**Aim**.
Return all of the data exactly as written, without the pictures.

** START **

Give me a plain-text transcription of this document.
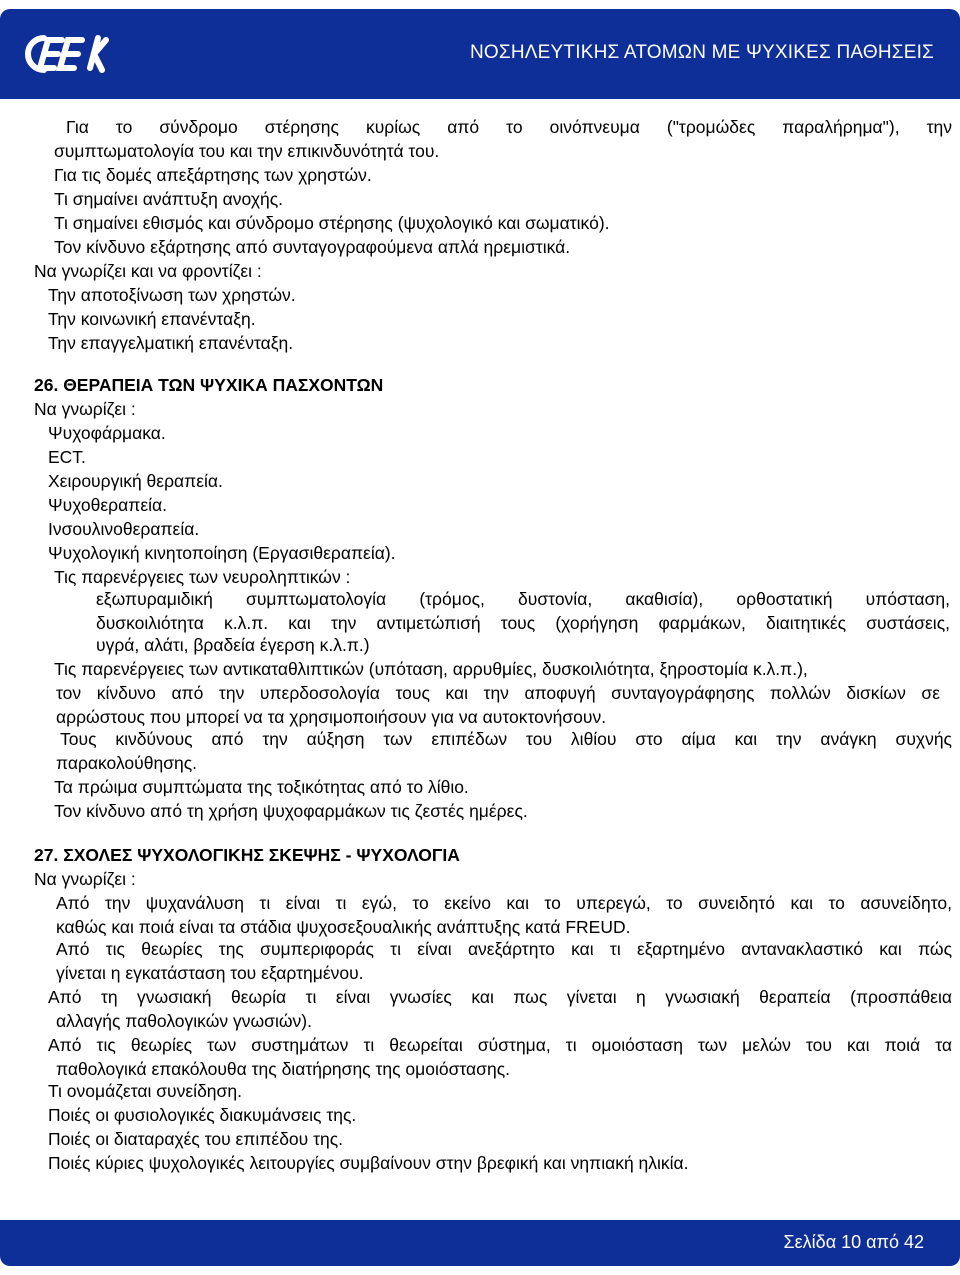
ΝΟΣΗΛΕΥΤΙΚΗΣ ΑΤΟΜΩΝ ΜΕ ΨΥΧΙΚΕΣ ΠΑΘΗΣΕΙΣ
Για το σύνδρομο στέρησης κυρίως από το οινόπνευμα ("τρομώδες παραλήρημα"), την
συμπτωματολογία του και την επικινδυνότητά του.
Για τις δομές απεξάρτησης των χρηστών.
Τι σημαίνει ανάπτυξη ανοχής.
Τι σημαίνει εθισμός και σύνδρομο στέρησης (ψυχολογικό και σωματικό).
Τον κίνδυνο εξάρτησης από συνταγογραφούμενα απλά ηρεμιστικά.
Να γνωρίζει και να φροντίζει :
Την αποτοξίνωση των χρηστών.
Την κοινωνική επανένταξη.
Την επαγγελματική επανένταξη.
26. ΘΕΡΑΠΕΙΑ ΤΩΝ ΨΥΧΙΚΑ ΠΑΣΧΟΝΤΩΝ
Να γνωρίζει :
Ψυχοφάρμακα.
ECT.
Χειρουργική θεραπεία.
Ψυχοθεραπεία.
Ινσουλινοθεραπεία.
Ψυχολογική κινητοποίηση (Εργασιθεραπεία).
Τις παρενέργειες των νευροληπτικών :
εξωπυραμιδική συμπτωματολογία (τρόμος, δυστονία, ακαθισία), ορθοστατική υπόσταση,
δυσκοιλιότητα κ.λ.π. και την αντιμετώπισή τους (χορήγηση φαρμάκων, διαιτητικές συστάσεις,
υγρά, αλάτι, βραδεία έγερση κ.λ.π.)
Τις παρενέργειες των αντικαταθλιπτικών (υπόταση, αρρυθμίες, δυσκοιλιότητα, ξηροστομία κ.λ.π.),
τον κίνδυνο από την υπερδοσολογία τους και την αποφυγή συνταγογράφησης πολλών δισκίων σε
αρρώστους που μπορεί να τα χρησιμοποιήσουν για να αυτοκτονήσουν.
Τους κινδύνους από την αύξηση των επιπέδων του λιθίου στο αίμα και την ανάγκη συχνής
παρακολούθησης.
Τα πρώιμα συμπτώματα της τοξικότητας από το λίθιο.
Τον κίνδυνο από τη χρήση ψυχοφαρμάκων τις ζεστές ημέρες.
27. ΣΧΟΛΕΣ ΨΥΧΟΛΟΓΙΚΗΣ ΣΚΕΨΗΣ - ΨΥΧΟΛΟΓΙΑ
Να γνωρίζει :
Από την ψυχανάλυση τι είναι τι εγώ, το εκείνο και το υπερεγώ, το συνειδητό και το ασυνείδητο,
καθώς και ποιά είναι τα στάδια ψυχοσεξουαλικής ανάπτυξης κατά FREUD.
Από τις θεωρίες της συμπεριφοράς τι είναι ανεξάρτητο και τι εξαρτημένο αντανακλαστικό και πώς
γίνεται η εγκατάσταση του εξαρτημένου.
Από τη γνωσιακή θεωρία τι είναι γνωσίες και πως γίνεται η γνωσιακή θεραπεία (προσπάθεια
αλλαγής παθολογικών γνωσιών).
Από τις θεωρίες των συστημάτων τι θεωρείται σύστημα, τι ομοιόσταση των μελών του και ποιά τα
παθολογικά επακόλουθα της διατήρησης της ομοιόστασης.
Τι ονομάζεται συνείδηση.
Ποιές οι φυσιολογικές διακυμάνσεις της.
Ποιές οι διαταραχές του επιπέδου της.
Ποιές κύριες ψυχολογικές λειτουργίες συμβαίνουν στην βρεφική και νηπιακή ηλικία.
Σελίδα 10 από 42
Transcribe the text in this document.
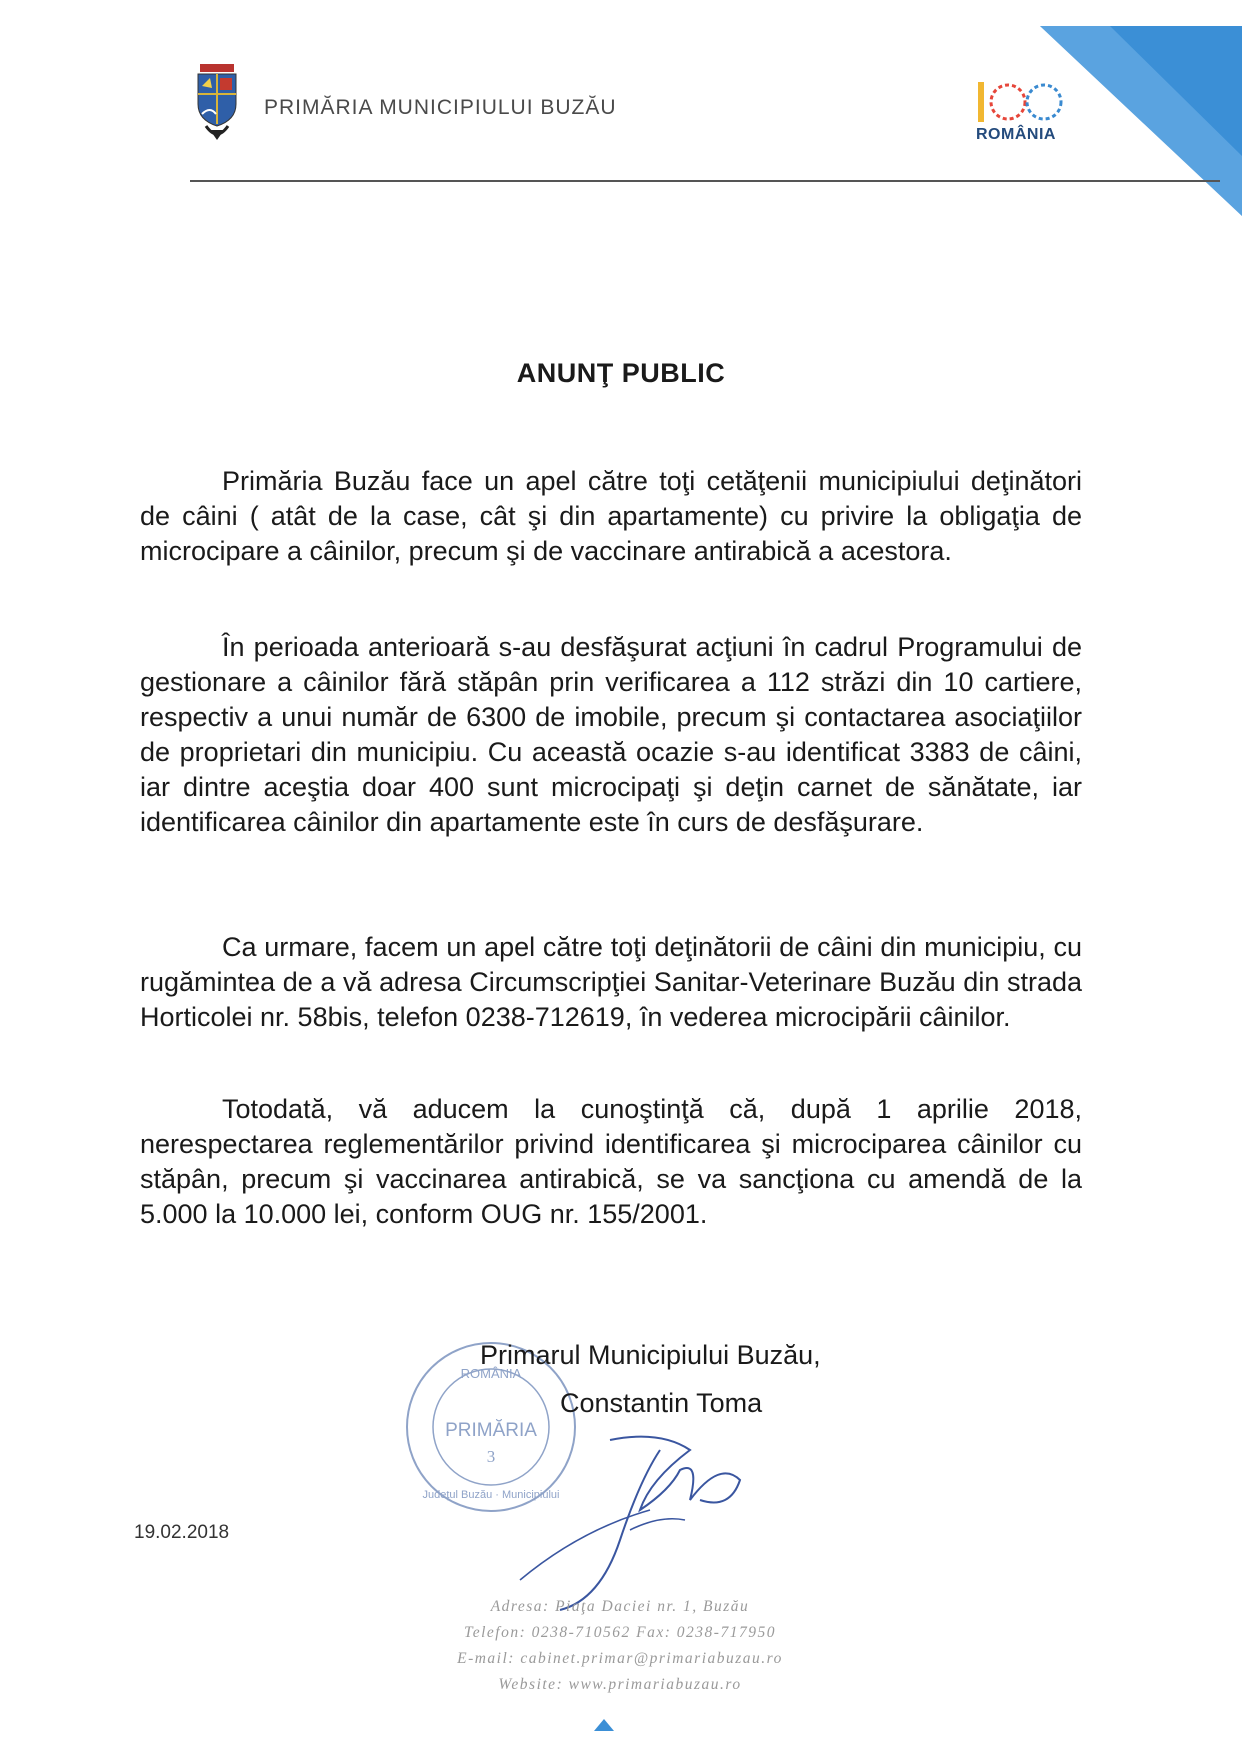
PRIMĂRIA MUNICIPIULUI BUZĂU
ROMÂNIA
ANUNŢ PUBLIC
Primăria Buzău face un apel către toţi cetăţenii municipiului deţinători de câini ( atât de la case, cât şi din apartamente) cu privire la obligaţia de microcipare a câinilor, precum şi de vaccinare antirabică a acestora.
În perioada anterioară s-au desfăşurat acţiuni în cadrul Programului de gestionare a câinilor fără stăpân prin verificarea a 112 străzi din 10 cartiere, respectiv a unui număr de 6300 de imobile, precum şi contactarea asociaţiilor de proprietari din municipiu. Cu această ocazie s-au identificat 3383 de câini, iar dintre aceştia doar 400 sunt microcipaţi şi deţin carnet de sănătate, iar identificarea câinilor din apartamente este în curs de desfăşurare.
Ca urmare, facem un apel către toţi deţinătorii de câini din municipiu, cu rugămintea de a vă adresa Circumscripţiei Sanitar-Veterinare Buzău din strada Horticolei nr. 58bis, telefon 0238-712619, în vederea microcipării câinilor.
Totodată, vă aducem la cunoştinţă că, după 1 aprilie 2018, nerespectarea reglementărilor privind identificarea şi microciparea câinilor cu stăpân, precum şi vaccinarea antirabică, se va sancţiona cu amendă de la 5.000 la 10.000 lei, conform OUG nr. 155/2001.
ROMÂNIA
PRIMĂRIA
3
Judeţul Buzău · Municipiului
Primarul Municipiului Buzău,
Constantin Toma
19.02.2018
Adresa: Piaţa Daciei nr. 1, Buzău
Telefon: 0238-710562 Fax: 0238-717950
E-mail: cabinet.primar@primariabuzau.ro
Website: www.primariabuzau.ro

** END **

**Exercise output**.
Give me a plain-text transcription of this document.
ΝΟΣΗΛΕΥΤΙΚΗΣ ΑΤΟΜΩΝ ΜΕ ΨΥΧΙΚΕΣ ΠΑΘΗΣΕΙΣ
Για το σύνδρομο στέρησης κυρίως από το οινόπνευμα ("τρομώδες παραλήρημα"), την
συμπτωματολογία του και την επικινδυνότητά του.
Για τις δομές απεξάρτησης των χρηστών.
Τι σημαίνει ανάπτυξη ανοχής.
Τι σημαίνει εθισμός και σύνδρομο στέρησης (ψυχολογικό και σωματικό).
Τον κίνδυνο εξάρτησης από συνταγογραφούμενα απλά ηρεμιστικά.
Να γνωρίζει και να φροντίζει :
Την αποτοξίνωση των χρηστών.
Την κοινωνική επανένταξη.
Την επαγγελματική επανένταξη.
26. ΘΕΡΑΠΕΙΑ ΤΩΝ ΨΥΧΙΚΑ ΠΑΣΧΟΝΤΩΝ
Να γνωρίζει :
Ψυχοφάρμακα.
ECT.
Χειρουργική θεραπεία.
Ψυχοθεραπεία.
Ινσουλινοθεραπεία.
Ψυχολογική κινητοποίηση (Εργασιθεραπεία).
Τις παρενέργειες των νευροληπτικών :
εξωπυραμιδική συμπτωματολογία (τρόμος, δυστονία, ακαθισία), ορθοστατική υπόσταση,
δυσκοιλιότητα κ.λ.π. και την αντιμετώπισή τους (χορήγηση φαρμάκων, διαιτητικές συστάσεις,
υγρά, αλάτι, βραδεία έγερση κ.λ.π.)
Τις παρενέργειες των αντικαταθλιπτικών (υπόταση, αρρυθμίες, δυσκοιλιότητα, ξηροστομία κ.λ.π.),
τον κίνδυνο από την υπερδοσολογία τους και την αποφυγή συνταγογράφησης πολλών δισκίων σε
αρρώστους που μπορεί να τα χρησιμοποιήσουν για να αυτοκτονήσουν.
Τους κινδύνους από την αύξηση των επιπέδων του λιθίου στο αίμα και την ανάγκη συχνής
παρακολούθησης.
Τα πρώιμα συμπτώματα της τοξικότητας από το λίθιο.
Τον κίνδυνο από τη χρήση ψυχοφαρμάκων τις ζεστές ημέρες.
27. ΣΧΟΛΕΣ ΨΥΧΟΛΟΓΙΚΗΣ ΣΚΕΨΗΣ - ΨΥΧΟΛΟΓΙΑ
Να γνωρίζει :
Από την ψυχανάλυση τι είναι τι εγώ, το εκείνο και το υπερεγώ, το συνειδητό και το ασυνείδητο,
καθώς και ποιά είναι τα στάδια ψυχοσεξουαλικής ανάπτυξης κατά FREUD.
Από τις θεωρίες της συμπεριφοράς τι είναι ανεξάρτητο και τι εξαρτημένο αντανακλαστικό και πώς
γίνεται η εγκατάσταση του εξαρτημένου.
Από τη γνωσιακή θεωρία τι είναι γνωσίες και πως γίνεται η γνωσιακή θεραπεία (προσπάθεια
αλλαγής παθολογικών γνωσιών).
Από τις θεωρίες των συστημάτων τι θεωρείται σύστημα, τι ομοιόσταση των μελών του και ποιά τα
παθολογικά επακόλουθα της διατήρησης της ομοιόστασης.
Τι ονομάζεται συνείδηση.
Ποιές οι φυσιολογικές διακυμάνσεις της.
Ποιές οι διαταραχές του επιπέδου της.
Ποιές κύριες ψυχολογικές λειτουργίες συμβαίνουν στην βρεφική και νηπιακή ηλικία.
Σελίδα 10 από 42
Transcribe the text in this document.
PRIMĂRIA MUNICIPIULUI BUZĂU
ROMÂNIA
ANUNŢ PUBLIC
Primăria Buzău face un apel către toţi cetăţenii municipiului deţinători de câini ( atât de la case, cât şi din apartamente) cu privire la obligaţia de microcipare a câinilor, precum şi de vaccinare antirabică a acestora.
În perioada anterioară s-au desfăşurat acţiuni în cadrul Programului de gestionare a câinilor fără stăpân prin verificarea a 112 străzi din 10 cartiere, respectiv a unui număr de 6300 de imobile, precum şi contactarea asociaţiilor de proprietari din municipiu. Cu această ocazie s-au identificat 3383 de câini, iar dintre aceştia doar 400 sunt microcipaţi şi deţin carnet de sănătate, iar identificarea câinilor din apartamente este în curs de desfăşurare.
Ca urmare, facem un apel către toţi deţinătorii de câini din municipiu, cu rugămintea de a vă adresa Circumscripţiei Sanitar-Veterinare Buzău din strada Horticolei nr. 58bis, telefon 0238-712619, în vederea microcipării câinilor.
Totodată, vă aducem la cunoştinţă că, după 1 aprilie 2018, nerespectarea reglementărilor privind identificarea şi microciparea câinilor cu stăpân, precum şi vaccinarea antirabică, se va sancţiona cu amendă de la 5.000 la 10.000 lei, conform OUG nr. 155/2001.
ROMÂNIA
PRIMĂRIA
3
Judeţul Buzău · Municipiului
Primarul Municipiului Buzău,
Constantin Toma
19.02.2018
Adresa: Piaţa Daciei nr. 1, Buzău
Telefon: 0238-710562 Fax: 0238-717950
E-mail: cabinet.primar@primariabuzau.ro
Website: www.primariabuzau.ro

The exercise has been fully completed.